» What you have to do
Only the number is wanted: how many lines contain "Effeciency"?

Dataset items
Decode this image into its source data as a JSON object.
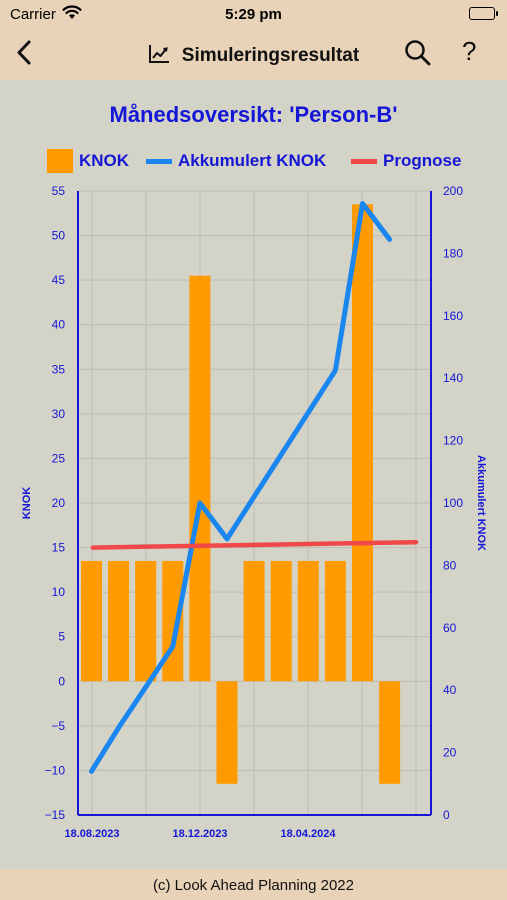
{
  "status": {
    "carrier": "Carrier",
    "time": "5:29 pm"
  },
  "nav": {
    "title": "Simuleringsresultat",
    "help": "?"
  },
  "footer": "(c) Look Ahead Planning 2022",
  "colors": {
    "bar": "#ff9a00",
    "line": "#1a86f0",
    "forecast": "#f04848",
    "axis": "#1616d6",
    "grid": "#bdbdb3",
    "header_bg": "#e8d3b8",
    "plot_bg": "#d3d3c8"
  },
  "chart_data": {
    "type": "bar",
    "title": "Månedsoversikt: 'Person-B'",
    "legend": [
      "KNOK",
      "Akkumulert KNOK",
      "Prognose"
    ],
    "ylabel_left": "KNOK",
    "ylabel_right": "Akkumulert KNOK",
    "left_ylim": [
      -15,
      55
    ],
    "left_ticks": [
      -15,
      -10,
      -5,
      0,
      5,
      10,
      15,
      20,
      25,
      30,
      35,
      40,
      45,
      50,
      55
    ],
    "right_ylim": [
      0,
      200
    ],
    "right_ticks": [
      0,
      20,
      40,
      60,
      80,
      100,
      120,
      140,
      160,
      180,
      200
    ],
    "x_tick_labels": [
      "18.08.2023",
      "18.12.2023",
      "18.04.2024"
    ],
    "grid": true,
    "series": [
      {
        "name": "KNOK",
        "type": "bar",
        "axis": "left",
        "values": [
          13.5,
          13.5,
          13.5,
          13.5,
          45.5,
          -11.5,
          13.5,
          13.5,
          13.5,
          13.5,
          53.5,
          -11.5
        ]
      },
      {
        "name": "Akkumulert KNOK",
        "type": "line",
        "axis": "right",
        "values": [
          14,
          28,
          41,
          54,
          100,
          88.5,
          102,
          115.5,
          129,
          142.5,
          196,
          184.5
        ]
      },
      {
        "name": "Prognose",
        "type": "line",
        "axis": "left",
        "values": [
          15,
          15.05,
          15.1,
          15.15,
          15.2,
          15.25,
          15.3,
          15.35,
          15.4,
          15.45,
          15.5,
          15.55,
          15.6
        ]
      }
    ]
  }
}
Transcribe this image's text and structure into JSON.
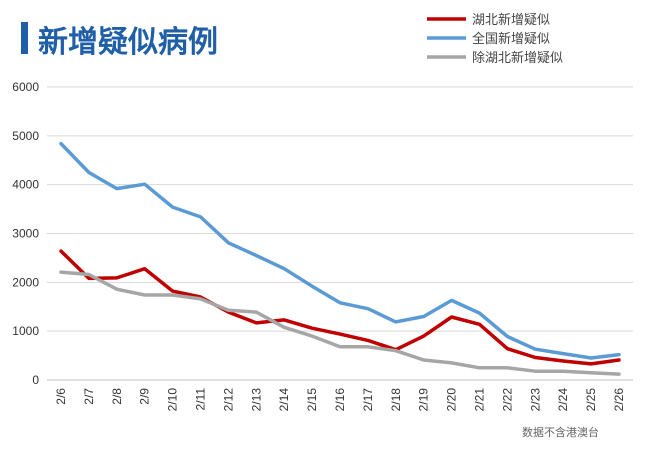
{
  "chart_data": {
    "type": "line",
    "title": "新增疑似病例",
    "source_note": "数据不含港澳台",
    "categories": [
      "2/6",
      "2/7",
      "2/8",
      "2/9",
      "2/10",
      "2/11",
      "2/12",
      "2/13",
      "2/14",
      "2/15",
      "2/16",
      "2/17",
      "2/18",
      "2/19",
      "2/20",
      "2/21",
      "2/22",
      "2/23",
      "2/24",
      "2/25",
      "2/26"
    ],
    "ylim": [
      0,
      6000
    ],
    "yticks": [
      0,
      1000,
      2000,
      3000,
      4000,
      5000,
      6000
    ],
    "grid": true,
    "legend_position": "top-right",
    "series": [
      {
        "name": "湖北新增疑似",
        "color": "#c00000",
        "values": [
          2640,
          2080,
          2090,
          2280,
          1820,
          1700,
          1390,
          1170,
          1230,
          1060,
          940,
          810,
          620,
          900,
          1290,
          1140,
          640,
          460,
          390,
          330,
          410
        ]
      },
      {
        "name": "全国新增疑似",
        "color": "#5b9bd5",
        "values": [
          4840,
          4250,
          3920,
          4010,
          3540,
          3340,
          2810,
          2550,
          2280,
          1920,
          1580,
          1460,
          1190,
          1300,
          1630,
          1370,
          890,
          630,
          540,
          450,
          520
        ]
      },
      {
        "name": "除湖北新增疑似",
        "color": "#a6a6a6",
        "values": [
          2210,
          2160,
          1860,
          1740,
          1740,
          1660,
          1430,
          1390,
          1080,
          900,
          680,
          680,
          600,
          410,
          350,
          250,
          250,
          180,
          180,
          150,
          120
        ]
      }
    ]
  },
  "colors": {
    "title_accent": "#1f5fa8",
    "title_text": "#1f5fa8"
  }
}
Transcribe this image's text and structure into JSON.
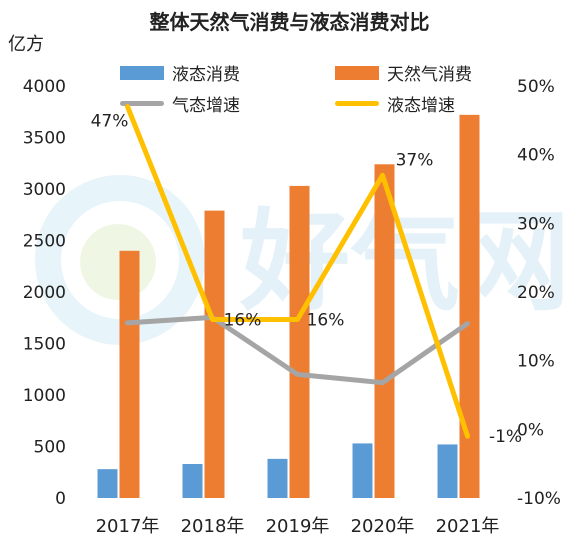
{
  "chart_data": {
    "type": "bar",
    "title": "整体天然气消费与液态消费对比",
    "ylabel": "亿方",
    "categories": [
      "2017年",
      "2018年",
      "2019年",
      "2020年",
      "2021年"
    ],
    "ylim": [
      0,
      4000
    ],
    "yticks": [
      "0",
      "500",
      "1000",
      "1500",
      "2000",
      "2500",
      "3000",
      "3500",
      "4000"
    ],
    "y2lim": [
      -10,
      50
    ],
    "y2ticks": [
      "-10%",
      "0%",
      "10%",
      "20%",
      "30%",
      "40%",
      "50%"
    ],
    "series": [
      {
        "name": "液态消费",
        "type": "bar",
        "axis": "left",
        "color": "#5b9bd5",
        "values": [
          280,
          330,
          380,
          530,
          520
        ]
      },
      {
        "name": "天然气消费",
        "type": "bar",
        "axis": "left",
        "color": "#ed7d31",
        "values": [
          2400,
          2790,
          3030,
          3240,
          3720
        ]
      },
      {
        "name": "气态增速",
        "type": "line",
        "axis": "right",
        "color": "#a5a5a5",
        "values": [
          15.5,
          16.3,
          8,
          6.8,
          15.4
        ]
      },
      {
        "name": "液态增速",
        "type": "line",
        "axis": "right",
        "color": "#ffc000",
        "values": [
          47,
          16,
          16,
          37,
          -1
        ],
        "labels": [
          "47%",
          "16%",
          "16%",
          "37%",
          "-1%"
        ]
      }
    ],
    "legend_position": "top",
    "grid": false
  },
  "watermark": "好气网"
}
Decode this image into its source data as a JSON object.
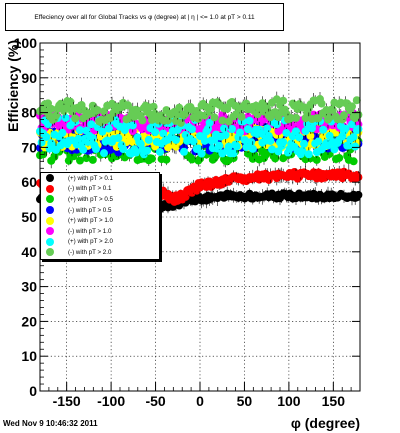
{
  "title": "Effeciency over all for Global Tracks vs φ (degree) at | η | <= 1.0 at pT > 0.11",
  "footer": "Wed Nov  9 10:46:32 2011",
  "chart_data": {
    "type": "scatter",
    "title": "Effeciency over all for Global Tracks vs φ (degree) at | η | <= 1.0 at pT > 0.11",
    "xlabel": "φ (degree)",
    "ylabel": "Efficiency (%)",
    "xlim": [
      -180,
      180
    ],
    "ylim": [
      0,
      100
    ],
    "xticks": [
      -150,
      -100,
      -50,
      0,
      50,
      100,
      150
    ],
    "yticks": [
      0,
      10,
      20,
      30,
      40,
      50,
      60,
      70,
      80,
      90,
      100
    ],
    "grid": true,
    "legend_position": "left-middle",
    "x_step": 1.8,
    "series": [
      {
        "name": "(+) with pT > 0.1",
        "color": "#000000",
        "base": [
          [
            -180,
            55
          ],
          [
            -140,
            53
          ],
          [
            -110,
            52
          ],
          [
            -70,
            52
          ],
          [
            -40,
            53
          ],
          [
            -10,
            55
          ],
          [
            30,
            56
          ],
          [
            80,
            56
          ],
          [
            120,
            56
          ],
          [
            180,
            56
          ]
        ],
        "amp": 0.8,
        "seed": 1
      },
      {
        "name": "(-) with pT > 0.1",
        "color": "#ff0000",
        "base": [
          [
            -180,
            60
          ],
          [
            -140,
            60
          ],
          [
            -80,
            60
          ],
          [
            -50,
            58
          ],
          [
            -30,
            55
          ],
          [
            -20,
            56
          ],
          [
            0,
            59
          ],
          [
            40,
            61
          ],
          [
            100,
            62
          ],
          [
            180,
            62
          ]
        ],
        "amp": 1.0,
        "seed": 2
      },
      {
        "name": "(+) with pT > 0.5",
        "color": "#00cc00",
        "base": [
          [
            -180,
            70
          ],
          [
            -100,
            70
          ],
          [
            0,
            70
          ],
          [
            100,
            70
          ],
          [
            180,
            70
          ]
        ],
        "amp": 4.0,
        "seed": 3
      },
      {
        "name": "(-) with pT > 0.5",
        "color": "#0000ff",
        "base": [
          [
            -180,
            73
          ],
          [
            -100,
            72
          ],
          [
            0,
            72
          ],
          [
            100,
            73
          ],
          [
            180,
            73
          ]
        ],
        "amp": 3.5,
        "seed": 4
      },
      {
        "name": "(+) with pT > 1.0",
        "color": "#ffff00",
        "base": [
          [
            -180,
            72
          ],
          [
            -100,
            73
          ],
          [
            0,
            73
          ],
          [
            100,
            73
          ],
          [
            180,
            73
          ]
        ],
        "amp": 3.0,
        "seed": 5
      },
      {
        "name": "(-) with pT > 1.0",
        "color": "#ff00ff",
        "base": [
          [
            -180,
            78
          ],
          [
            -100,
            77
          ],
          [
            0,
            77
          ],
          [
            100,
            77
          ],
          [
            180,
            78
          ]
        ],
        "amp": 2.5,
        "seed": 6
      },
      {
        "name": "(+) with pT > 2.0",
        "color": "#00ffff",
        "base": [
          [
            -180,
            74
          ],
          [
            -100,
            73
          ],
          [
            0,
            73
          ],
          [
            100,
            73
          ],
          [
            180,
            73
          ]
        ],
        "amp": 5.0,
        "seed": 7
      },
      {
        "name": "(-) with pT > 2.0",
        "color": "#66cc55",
        "base": [
          [
            -180,
            81
          ],
          [
            -100,
            80
          ],
          [
            0,
            80
          ],
          [
            100,
            81
          ],
          [
            180,
            81
          ]
        ],
        "amp": 3.0,
        "seed": 8
      }
    ]
  }
}
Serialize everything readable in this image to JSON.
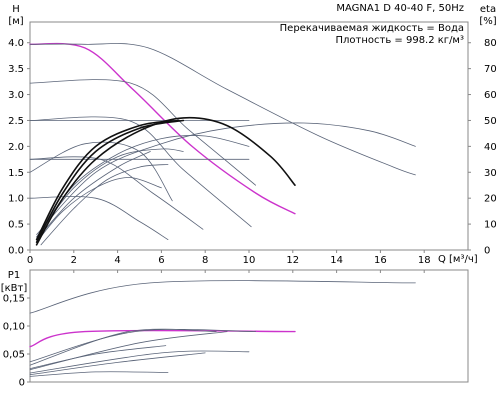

» Result for this exercise
2